Data records |
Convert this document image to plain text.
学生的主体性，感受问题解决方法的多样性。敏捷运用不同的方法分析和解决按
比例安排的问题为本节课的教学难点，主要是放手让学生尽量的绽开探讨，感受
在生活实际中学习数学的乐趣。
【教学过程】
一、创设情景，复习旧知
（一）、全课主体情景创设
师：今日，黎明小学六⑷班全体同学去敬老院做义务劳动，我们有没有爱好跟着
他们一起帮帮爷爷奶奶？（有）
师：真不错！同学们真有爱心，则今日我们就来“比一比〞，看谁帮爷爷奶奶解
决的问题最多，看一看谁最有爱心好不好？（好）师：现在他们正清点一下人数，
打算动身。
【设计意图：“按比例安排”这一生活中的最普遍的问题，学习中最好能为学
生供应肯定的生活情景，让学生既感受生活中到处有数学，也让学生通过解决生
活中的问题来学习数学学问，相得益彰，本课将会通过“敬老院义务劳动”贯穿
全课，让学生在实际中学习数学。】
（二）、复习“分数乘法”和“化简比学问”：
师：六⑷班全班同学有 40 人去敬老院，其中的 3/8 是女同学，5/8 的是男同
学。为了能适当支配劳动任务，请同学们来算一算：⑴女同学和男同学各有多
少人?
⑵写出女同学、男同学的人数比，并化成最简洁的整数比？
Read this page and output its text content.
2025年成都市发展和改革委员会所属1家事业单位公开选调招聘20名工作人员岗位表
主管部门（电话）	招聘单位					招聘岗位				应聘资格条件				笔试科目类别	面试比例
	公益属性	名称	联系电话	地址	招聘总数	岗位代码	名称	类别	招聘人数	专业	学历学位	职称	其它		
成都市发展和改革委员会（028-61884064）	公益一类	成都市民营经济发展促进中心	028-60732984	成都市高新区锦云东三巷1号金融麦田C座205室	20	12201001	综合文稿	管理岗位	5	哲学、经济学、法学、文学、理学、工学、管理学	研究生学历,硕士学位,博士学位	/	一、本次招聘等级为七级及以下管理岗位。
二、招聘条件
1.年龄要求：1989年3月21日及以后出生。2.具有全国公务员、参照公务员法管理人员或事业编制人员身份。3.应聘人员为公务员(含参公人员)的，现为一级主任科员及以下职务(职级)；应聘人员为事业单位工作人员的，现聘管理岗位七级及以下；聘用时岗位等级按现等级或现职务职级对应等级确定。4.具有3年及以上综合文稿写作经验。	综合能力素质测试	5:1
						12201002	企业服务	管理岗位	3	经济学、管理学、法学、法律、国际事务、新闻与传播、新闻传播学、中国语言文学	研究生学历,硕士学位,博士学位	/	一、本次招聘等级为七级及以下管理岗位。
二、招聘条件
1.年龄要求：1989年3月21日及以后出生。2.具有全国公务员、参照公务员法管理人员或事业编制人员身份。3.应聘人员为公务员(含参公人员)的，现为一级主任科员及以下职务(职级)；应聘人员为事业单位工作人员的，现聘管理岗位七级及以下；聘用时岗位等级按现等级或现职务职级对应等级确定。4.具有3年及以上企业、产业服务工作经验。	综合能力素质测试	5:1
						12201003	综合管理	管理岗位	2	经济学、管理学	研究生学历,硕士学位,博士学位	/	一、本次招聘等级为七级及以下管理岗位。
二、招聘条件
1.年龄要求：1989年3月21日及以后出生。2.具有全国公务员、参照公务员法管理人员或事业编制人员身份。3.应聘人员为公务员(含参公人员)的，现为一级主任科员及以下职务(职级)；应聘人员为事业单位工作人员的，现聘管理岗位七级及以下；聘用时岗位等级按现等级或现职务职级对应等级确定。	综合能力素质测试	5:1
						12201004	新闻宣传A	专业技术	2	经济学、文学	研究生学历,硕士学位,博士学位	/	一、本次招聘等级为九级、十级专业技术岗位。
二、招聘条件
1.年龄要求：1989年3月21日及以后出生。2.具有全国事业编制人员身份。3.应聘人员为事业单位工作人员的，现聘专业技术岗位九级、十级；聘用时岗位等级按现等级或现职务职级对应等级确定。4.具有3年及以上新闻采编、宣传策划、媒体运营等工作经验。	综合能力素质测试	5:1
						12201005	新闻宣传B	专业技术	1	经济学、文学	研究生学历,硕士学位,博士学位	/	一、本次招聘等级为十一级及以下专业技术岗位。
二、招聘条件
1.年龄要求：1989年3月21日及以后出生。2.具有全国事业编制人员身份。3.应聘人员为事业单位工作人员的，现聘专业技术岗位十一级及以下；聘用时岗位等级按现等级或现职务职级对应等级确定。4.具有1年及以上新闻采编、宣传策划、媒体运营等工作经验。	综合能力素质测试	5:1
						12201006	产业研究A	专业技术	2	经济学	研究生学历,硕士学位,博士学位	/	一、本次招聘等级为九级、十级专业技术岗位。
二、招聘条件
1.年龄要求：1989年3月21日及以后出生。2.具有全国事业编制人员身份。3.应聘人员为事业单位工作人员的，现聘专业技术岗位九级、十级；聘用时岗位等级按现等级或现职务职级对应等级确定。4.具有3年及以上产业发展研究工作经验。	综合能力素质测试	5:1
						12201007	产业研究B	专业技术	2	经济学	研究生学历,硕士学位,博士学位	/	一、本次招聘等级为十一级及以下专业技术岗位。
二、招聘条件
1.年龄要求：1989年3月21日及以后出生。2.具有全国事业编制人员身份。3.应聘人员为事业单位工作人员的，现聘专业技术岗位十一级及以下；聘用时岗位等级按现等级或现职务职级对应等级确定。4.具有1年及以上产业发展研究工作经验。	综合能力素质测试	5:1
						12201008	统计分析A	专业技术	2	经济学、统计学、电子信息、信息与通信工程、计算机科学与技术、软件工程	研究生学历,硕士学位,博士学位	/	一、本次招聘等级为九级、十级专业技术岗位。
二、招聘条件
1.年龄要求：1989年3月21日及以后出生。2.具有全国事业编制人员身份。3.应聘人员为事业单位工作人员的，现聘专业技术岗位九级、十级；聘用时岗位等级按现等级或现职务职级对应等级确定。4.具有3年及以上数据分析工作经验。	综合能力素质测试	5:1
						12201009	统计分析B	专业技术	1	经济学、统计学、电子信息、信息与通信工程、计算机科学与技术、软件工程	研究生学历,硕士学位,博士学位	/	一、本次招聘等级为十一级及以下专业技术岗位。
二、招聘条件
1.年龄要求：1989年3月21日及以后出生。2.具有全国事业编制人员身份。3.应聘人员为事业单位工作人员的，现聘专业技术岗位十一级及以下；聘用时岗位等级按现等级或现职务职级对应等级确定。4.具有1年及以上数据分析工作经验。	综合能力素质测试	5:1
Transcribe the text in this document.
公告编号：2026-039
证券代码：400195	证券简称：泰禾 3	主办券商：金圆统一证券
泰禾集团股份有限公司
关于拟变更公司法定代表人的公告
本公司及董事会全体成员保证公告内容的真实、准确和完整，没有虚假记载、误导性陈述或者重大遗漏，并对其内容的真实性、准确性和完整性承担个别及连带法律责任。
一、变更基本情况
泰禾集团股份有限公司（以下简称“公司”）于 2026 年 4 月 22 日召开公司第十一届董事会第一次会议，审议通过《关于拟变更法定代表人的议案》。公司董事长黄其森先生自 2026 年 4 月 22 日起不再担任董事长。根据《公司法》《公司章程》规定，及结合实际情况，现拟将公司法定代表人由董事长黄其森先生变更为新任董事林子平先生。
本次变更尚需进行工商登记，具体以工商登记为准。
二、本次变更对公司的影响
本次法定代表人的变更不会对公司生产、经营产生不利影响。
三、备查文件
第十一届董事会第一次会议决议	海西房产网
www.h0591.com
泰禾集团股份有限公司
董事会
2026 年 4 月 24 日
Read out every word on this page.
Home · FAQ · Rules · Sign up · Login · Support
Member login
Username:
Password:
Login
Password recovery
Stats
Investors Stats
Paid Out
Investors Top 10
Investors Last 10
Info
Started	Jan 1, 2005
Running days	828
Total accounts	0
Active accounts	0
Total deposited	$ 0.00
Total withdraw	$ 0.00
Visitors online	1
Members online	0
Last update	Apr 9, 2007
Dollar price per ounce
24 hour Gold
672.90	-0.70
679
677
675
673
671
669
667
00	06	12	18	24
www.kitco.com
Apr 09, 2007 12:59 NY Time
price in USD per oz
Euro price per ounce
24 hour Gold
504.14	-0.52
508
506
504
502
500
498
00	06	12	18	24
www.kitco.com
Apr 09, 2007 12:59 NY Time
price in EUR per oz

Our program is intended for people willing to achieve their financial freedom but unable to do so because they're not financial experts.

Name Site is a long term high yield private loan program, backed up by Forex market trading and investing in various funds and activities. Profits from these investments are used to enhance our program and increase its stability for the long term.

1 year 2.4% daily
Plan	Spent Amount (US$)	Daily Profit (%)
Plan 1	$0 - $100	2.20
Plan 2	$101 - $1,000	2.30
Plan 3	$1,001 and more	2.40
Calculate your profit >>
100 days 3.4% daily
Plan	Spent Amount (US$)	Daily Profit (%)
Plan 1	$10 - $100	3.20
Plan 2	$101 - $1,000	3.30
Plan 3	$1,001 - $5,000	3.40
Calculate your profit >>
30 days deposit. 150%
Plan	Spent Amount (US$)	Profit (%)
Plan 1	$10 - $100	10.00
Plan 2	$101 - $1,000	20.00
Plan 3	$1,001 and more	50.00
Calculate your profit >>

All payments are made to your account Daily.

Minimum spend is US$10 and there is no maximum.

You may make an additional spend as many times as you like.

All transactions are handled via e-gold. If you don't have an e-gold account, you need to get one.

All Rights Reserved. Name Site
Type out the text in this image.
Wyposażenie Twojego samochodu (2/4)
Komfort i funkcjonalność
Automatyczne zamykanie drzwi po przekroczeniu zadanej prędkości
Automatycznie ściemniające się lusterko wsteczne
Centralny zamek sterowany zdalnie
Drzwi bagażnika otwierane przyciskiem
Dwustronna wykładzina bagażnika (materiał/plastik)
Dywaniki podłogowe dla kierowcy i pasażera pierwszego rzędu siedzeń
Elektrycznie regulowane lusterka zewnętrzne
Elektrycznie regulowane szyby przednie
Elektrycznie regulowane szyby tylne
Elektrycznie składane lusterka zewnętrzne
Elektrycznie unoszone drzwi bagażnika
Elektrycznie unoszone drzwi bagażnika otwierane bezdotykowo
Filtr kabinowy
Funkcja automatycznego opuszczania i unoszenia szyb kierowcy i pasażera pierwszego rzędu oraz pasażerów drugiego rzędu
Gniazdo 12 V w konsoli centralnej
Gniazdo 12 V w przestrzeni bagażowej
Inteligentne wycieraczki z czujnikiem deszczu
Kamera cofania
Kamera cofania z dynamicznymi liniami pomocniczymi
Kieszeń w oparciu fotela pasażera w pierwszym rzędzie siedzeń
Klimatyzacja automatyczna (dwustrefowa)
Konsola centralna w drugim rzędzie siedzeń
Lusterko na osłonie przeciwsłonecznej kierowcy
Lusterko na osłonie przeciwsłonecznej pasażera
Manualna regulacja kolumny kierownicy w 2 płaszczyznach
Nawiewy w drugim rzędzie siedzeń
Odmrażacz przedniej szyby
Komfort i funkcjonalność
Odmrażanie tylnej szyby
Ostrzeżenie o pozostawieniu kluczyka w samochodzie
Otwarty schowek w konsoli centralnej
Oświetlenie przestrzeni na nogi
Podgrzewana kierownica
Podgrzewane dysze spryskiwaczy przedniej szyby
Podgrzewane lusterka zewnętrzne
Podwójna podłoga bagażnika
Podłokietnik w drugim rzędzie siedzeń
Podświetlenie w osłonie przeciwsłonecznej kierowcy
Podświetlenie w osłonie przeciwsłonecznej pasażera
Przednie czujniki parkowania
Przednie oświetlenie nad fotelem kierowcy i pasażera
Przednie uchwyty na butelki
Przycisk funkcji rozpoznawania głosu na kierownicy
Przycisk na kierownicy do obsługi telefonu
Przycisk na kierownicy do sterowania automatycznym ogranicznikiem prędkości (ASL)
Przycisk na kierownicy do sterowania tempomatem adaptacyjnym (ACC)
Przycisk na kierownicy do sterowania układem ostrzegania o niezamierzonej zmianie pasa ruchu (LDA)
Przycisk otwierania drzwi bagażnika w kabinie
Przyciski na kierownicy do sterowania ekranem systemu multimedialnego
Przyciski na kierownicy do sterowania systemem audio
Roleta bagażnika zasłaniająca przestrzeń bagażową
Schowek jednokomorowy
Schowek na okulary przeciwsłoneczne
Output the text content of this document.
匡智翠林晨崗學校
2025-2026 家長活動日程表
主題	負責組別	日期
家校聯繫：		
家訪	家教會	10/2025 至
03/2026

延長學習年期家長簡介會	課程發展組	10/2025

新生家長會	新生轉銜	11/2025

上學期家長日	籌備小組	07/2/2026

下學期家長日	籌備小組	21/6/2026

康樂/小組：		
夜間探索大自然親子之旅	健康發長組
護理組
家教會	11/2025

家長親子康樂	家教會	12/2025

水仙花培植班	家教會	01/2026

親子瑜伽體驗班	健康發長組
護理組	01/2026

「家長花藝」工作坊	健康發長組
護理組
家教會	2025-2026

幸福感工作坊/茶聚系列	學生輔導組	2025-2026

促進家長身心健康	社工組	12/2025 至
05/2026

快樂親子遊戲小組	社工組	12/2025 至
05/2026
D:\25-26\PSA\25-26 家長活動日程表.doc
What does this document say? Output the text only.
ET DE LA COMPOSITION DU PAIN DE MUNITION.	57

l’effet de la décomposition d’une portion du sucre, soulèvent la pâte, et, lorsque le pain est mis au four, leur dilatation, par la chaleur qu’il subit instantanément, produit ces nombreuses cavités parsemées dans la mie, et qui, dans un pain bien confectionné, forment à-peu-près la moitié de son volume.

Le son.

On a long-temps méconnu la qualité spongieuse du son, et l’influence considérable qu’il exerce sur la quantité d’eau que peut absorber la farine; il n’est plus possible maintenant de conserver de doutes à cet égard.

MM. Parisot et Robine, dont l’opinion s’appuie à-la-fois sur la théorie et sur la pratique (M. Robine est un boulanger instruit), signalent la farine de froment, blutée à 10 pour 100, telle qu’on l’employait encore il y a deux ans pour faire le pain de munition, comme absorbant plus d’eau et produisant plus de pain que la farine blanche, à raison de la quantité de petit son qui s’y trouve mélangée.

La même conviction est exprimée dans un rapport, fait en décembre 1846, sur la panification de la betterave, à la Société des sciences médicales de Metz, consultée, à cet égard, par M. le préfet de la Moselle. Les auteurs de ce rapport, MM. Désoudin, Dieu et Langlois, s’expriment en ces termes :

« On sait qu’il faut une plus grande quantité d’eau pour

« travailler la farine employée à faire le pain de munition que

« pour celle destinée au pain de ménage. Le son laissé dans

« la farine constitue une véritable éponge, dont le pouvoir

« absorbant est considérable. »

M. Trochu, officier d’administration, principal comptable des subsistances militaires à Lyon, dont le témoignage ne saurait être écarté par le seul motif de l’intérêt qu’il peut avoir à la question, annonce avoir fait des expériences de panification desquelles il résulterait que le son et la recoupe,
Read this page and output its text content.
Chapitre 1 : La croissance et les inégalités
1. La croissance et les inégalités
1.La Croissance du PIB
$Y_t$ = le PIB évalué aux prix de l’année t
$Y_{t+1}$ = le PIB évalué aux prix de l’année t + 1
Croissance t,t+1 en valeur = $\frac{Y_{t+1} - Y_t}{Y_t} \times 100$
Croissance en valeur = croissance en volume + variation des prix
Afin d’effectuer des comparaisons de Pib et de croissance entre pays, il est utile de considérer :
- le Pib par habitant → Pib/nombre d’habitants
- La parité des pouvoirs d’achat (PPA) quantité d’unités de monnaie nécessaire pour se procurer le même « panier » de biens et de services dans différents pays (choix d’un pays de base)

Task prompt | List all lines above in which the string "rzędu" appears.

Response to this exercise |
Dywaniki podłogowe dla kierowcy i pasażera pierwszego rzędu siedzeń
Funkcja automatycznego opuszczania i unoszenia szyb kierowcy i pasażera pierwszego rzędu oraz pasażerów drugiego rzędu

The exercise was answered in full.